- _GOAL_: Restate the listing below word for word, omitting any images.

Saved entries:
########

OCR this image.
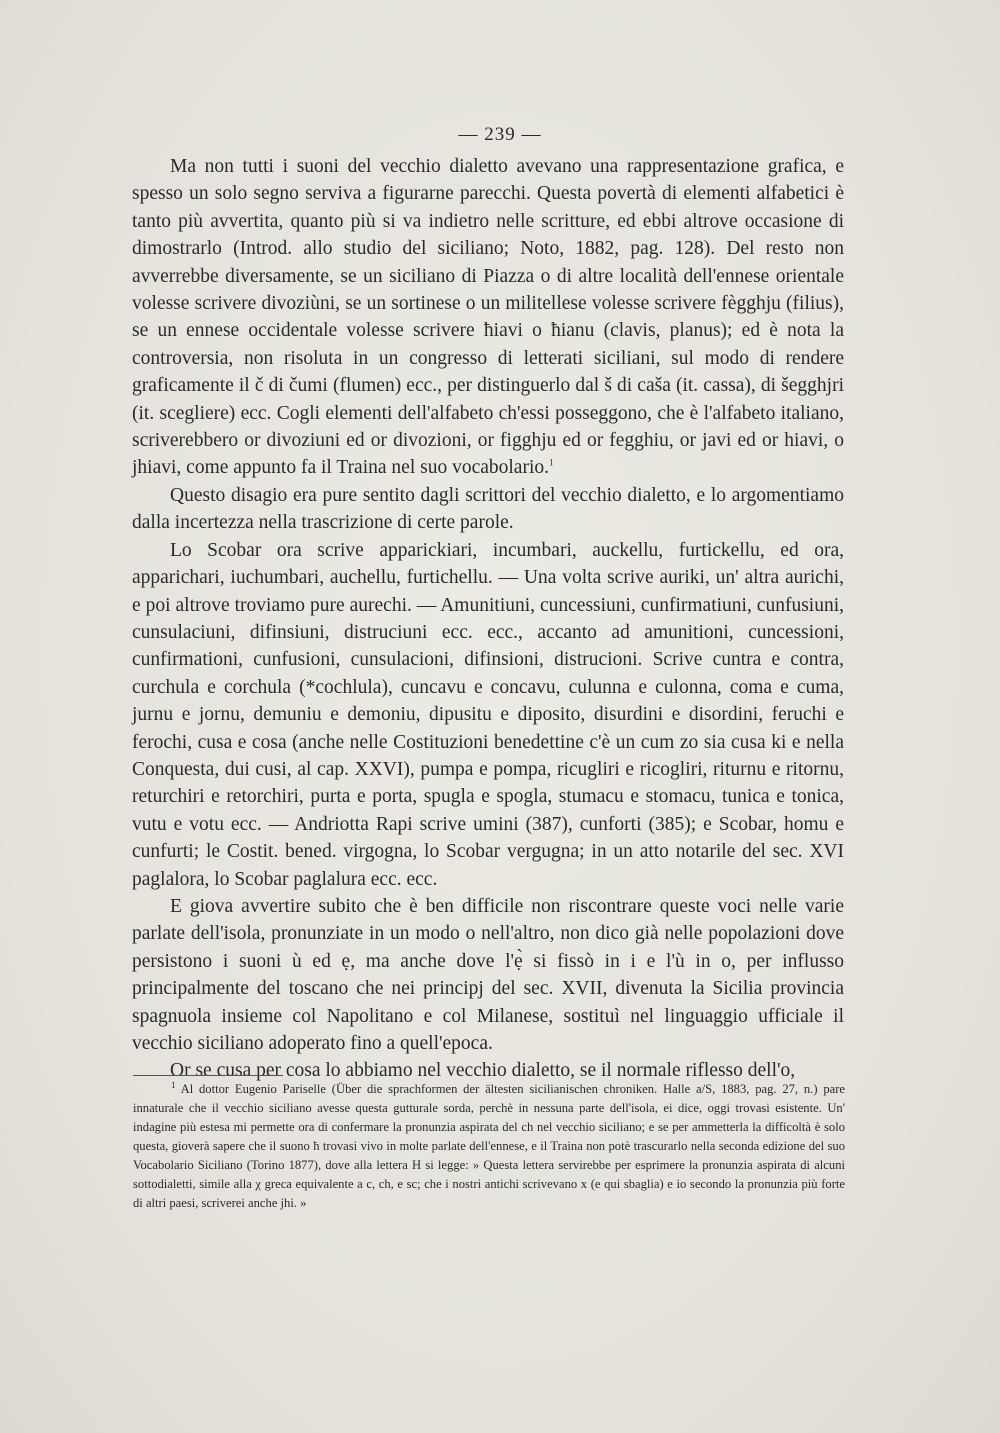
— 239 —

Ma non tutti i suoni del vecchio dialetto avevano una rappresentazione grafica, e spesso un solo segno serviva a figurarne parecchi. Questa povertà di elementi alfabetici è tanto più avvertita, quanto più si va indietro nelle scritture, ed ebbi altrove occasione di dimostrarlo (Introd. allo studio del siciliano; Noto, 1882, pag. 128). Del resto non avverrebbe diversamente, se un siciliano di Piazza o di altre località dell'ennese orientale volesse scrivere divoziùni, se un sortinese o un militellese volesse scrivere fègghju (filius), se un ennese occidentale volesse scrivere ħiavi o ħianu (clavis, planus); ed è nota la controversia, non risoluta in un congresso di letterati siciliani, sul modo di rendere graficamente il č di čumi (flumen) ecc., per distinguerlo dal š di caša (it. cassa), di šegghjri (it. scegliere) ecc. Cogli elementi dell'alfabeto ch'essi posseggono, che è l'alfabeto italiano, scriverebbero or divoziuni ed or divozioni, or figghju ed or fegghiu, or javi ed or hiavi, o jhiavi, come appunto fa il Traina nel suo vocabolario.$^1$

Questo disagio era pure sentito dagli scrittori del vecchio dialetto, e lo argomentiamo dalla incertezza nella trascrizione di certe parole.

Lo Scobar ora scrive apparickiari, incumbari, auckellu, furtickellu, ed ora, apparichari, iuchumbari, auchellu, furtichellu. — Una volta scrive auriki, un' altra aurichi, e poi altrove troviamo pure aurechi. — Amunitiuni, cuncessiuni, cunfirmatiuni, cunfusiuni, cunsulaciuni, difinsiuni, distruciuni ecc. ecc., accanto ad amunitioni, cuncessioni, cunfirmationi, cunfusioni, cunsulacioni, difinsioni, distrucioni. Scrive cuntra e contra, curchula e corchula (*cochlula), cuncavu e concavu, culunna e culonna, coma e cuma, jurnu e jornu, demuniu e demoniu, dipusitu e diposito, disurdini e disordini, feruchi e ferochi, cusa e cosa (anche nelle Costituzioni benedettine c'è un cum zo sia cusa ki e nella Conquesta, dui cusi, al cap. XXVI), pumpa e pompa, ricugliri e ricogliri, riturnu e ritornu, returchiri e retorchiri, purta e porta, spugla e spogla, stumacu e stomacu, tunica e tonica, vutu e votu ecc. — Andriotta Rapi scrive umini (387), cunforti (385); e Scobar, homu e cunfurti; le Costit. bened. virgogna, lo Scobar vergugna; in un atto notarile del sec. XVI paglalora, lo Scobar paglalura ecc. ecc.

E giova avvertire subito che è ben difficile non riscontrare queste voci nelle varie parlate dell'isola, pronunziate in un modo o nell'altro, non dico già nelle popolazioni dove persistono i suoni ù ed ẹ, ma anche dove l'ẹ̀ si fissò in i e l'ù in o, per influsso principalmente del toscano che nei principj del sec. XVII, divenuta la Sicilia provincia spagnuola insieme col Napolitano e col Milanese, sostituì nel linguaggio ufficiale il vecchio siciliano adoperato fino a quell'epoca.

Or se cusa per cosa lo abbiamo nel vecchio dialetto, se il normale riflesso dell'o,

$^1$ Al dottor Eugenio Pariselle (Über die sprachformen der ältesten sicilianischen chroniken. Halle a/S, 1883, pag. 27, n.) pare innaturale che il vecchio siciliano avesse questa gutturale sorda, perchè in nessuna parte dell'isola, ei dice, oggi trovasi esistente. Un' indagine più estesa mi permette ora di confermare la pronunzia aspirata del ch nel vecchio siciliano; e se per ammetterla la difficoltà è solo questa, gioverà sapere che il suono ħ trovasi vivo in molte parlate dell'ennese, e il Traina non potè trascurarlo nella seconda edizione del suo Vocabolario Siciliano (Torino 1877), dove alla lettera H si legge: » Questa lettera servirebbe per esprimere la pronunzia aspirata di alcuni sottodialetti, simile alla χ greca equivalente a c, ch, e sc; che i nostri antichi scrivevano x (e qui sbaglia) e io secondo la pronunzia più forte di altri paesi, scriverei anche jhi. »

########

- _EXERCISE OUTPUT_:
OCR this image.
— 239 —

Ma non tutti i suoni del vecchio dialetto avevano una rappresentazione grafica, e spesso un solo segno serviva a figurarne parecchi. Questa povertà di elementi alfabetici è tanto più avvertita, quanto più si va indietro nelle scritture, ed ebbi altrove occasione di dimostrarlo (Introd. allo studio del siciliano; Noto, 1882, pag. 128). Del resto non avverrebbe diversamente, se un siciliano di Piazza o di altre località dell'ennese orientale volesse scrivere divoziùni, se un sortinese o un militellese volesse scrivere fègghju (filius), se un ennese occidentale volesse scrivere ħiavi o ħianu (clavis, planus); ed è nota la controversia, non risoluta in un congresso di letterati siciliani, sul modo di rendere graficamente il č di čumi (flumen) ecc., per distinguerlo dal š di caša (it. cassa), di šegghjri (it. scegliere) ecc. Cogli elementi dell'alfabeto ch'essi posseggono, che è l'alfabeto italiano, scriverebbero or divoziuni ed or divozioni, or figghju ed or fegghiu, or javi ed or hiavi, o jhiavi, come appunto fa il Traina nel suo vocabolario.$^1$

Questo disagio era pure sentito dagli scrittori del vecchio dialetto, e lo argomentiamo dalla incertezza nella trascrizione di certe parole.

Lo Scobar ora scrive apparickiari, incumbari, auckellu, furtickellu, ed ora, apparichari, iuchumbari, auchellu, furtichellu. — Una volta scrive auriki, un' altra aurichi, e poi altrove troviamo pure aurechi. — Amunitiuni, cuncessiuni, cunfirmatiuni, cunfusiuni, cunsulaciuni, difinsiuni, distruciuni ecc. ecc., accanto ad amunitioni, cuncessioni, cunfirmationi, cunfusioni, cunsulacioni, difinsioni, distrucioni. Scrive cuntra e contra, curchula e corchula (*cochlula), cuncavu e concavu, culunna e culonna, coma e cuma, jurnu e jornu, demuniu e demoniu, dipusitu e diposito, disurdini e disordini, feruchi e ferochi, cusa e cosa (anche nelle Costituzioni benedettine c'è un cum zo sia cusa ki e nella Conquesta, dui cusi, al cap. XXVI), pumpa e pompa, ricugliri e ricogliri, riturnu e ritornu, returchiri e retorchiri, purta e porta, spugla e spogla, stumacu e stomacu, tunica e tonica, vutu e votu ecc. — Andriotta Rapi scrive umini (387), cunforti (385); e Scobar, homu e cunfurti; le Costit. bened. virgogna, lo Scobar vergugna; in un atto notarile del sec. XVI paglalora, lo Scobar paglalura ecc. ecc.

E giova avvertire subito che è ben difficile non riscontrare queste voci nelle varie parlate dell'isola, pronunziate in un modo o nell'altro, non dico già nelle popolazioni dove persistono i suoni ù ed ẹ, ma anche dove l'ẹ̀ si fissò in i e l'ù in o, per influsso principalmente del toscano che nei principj del sec. XVII, divenuta la Sicilia provincia spagnuola insieme col Napolitano e col Milanese, sostituì nel linguaggio ufficiale il vecchio siciliano adoperato fino a quell'epoca.

Or se cusa per cosa lo abbiamo nel vecchio dialetto, se il normale riflesso dell'o,

$^1$ Al dottor Eugenio Pariselle (Über die sprachformen der ältesten sicilianischen chroniken. Halle a/S, 1883, pag. 27, n.) pare innaturale che il vecchio siciliano avesse questa gutturale sorda, perchè in nessuna parte dell'isola, ei dice, oggi trovasi esistente. Un' indagine più estesa mi permette ora di confermare la pronunzia aspirata del ch nel vecchio siciliano; e se per ammetterla la difficoltà è solo questa, gioverà sapere che il suono ħ trovasi vivo in molte parlate dell'ennese, e il Traina non potè trascurarlo nella seconda edizione del suo Vocabolario Siciliano (Torino 1877), dove alla lettera H si legge: » Questa lettera servirebbe per esprimere la pronunzia aspirata di alcuni sottodialetti, simile alla χ greca equivalente a c, ch, e sc; che i nostri antichi scrivevano x (e qui sbaglia) e io secondo la pronunzia più forte di altri paesi, scriverei anche jhi. »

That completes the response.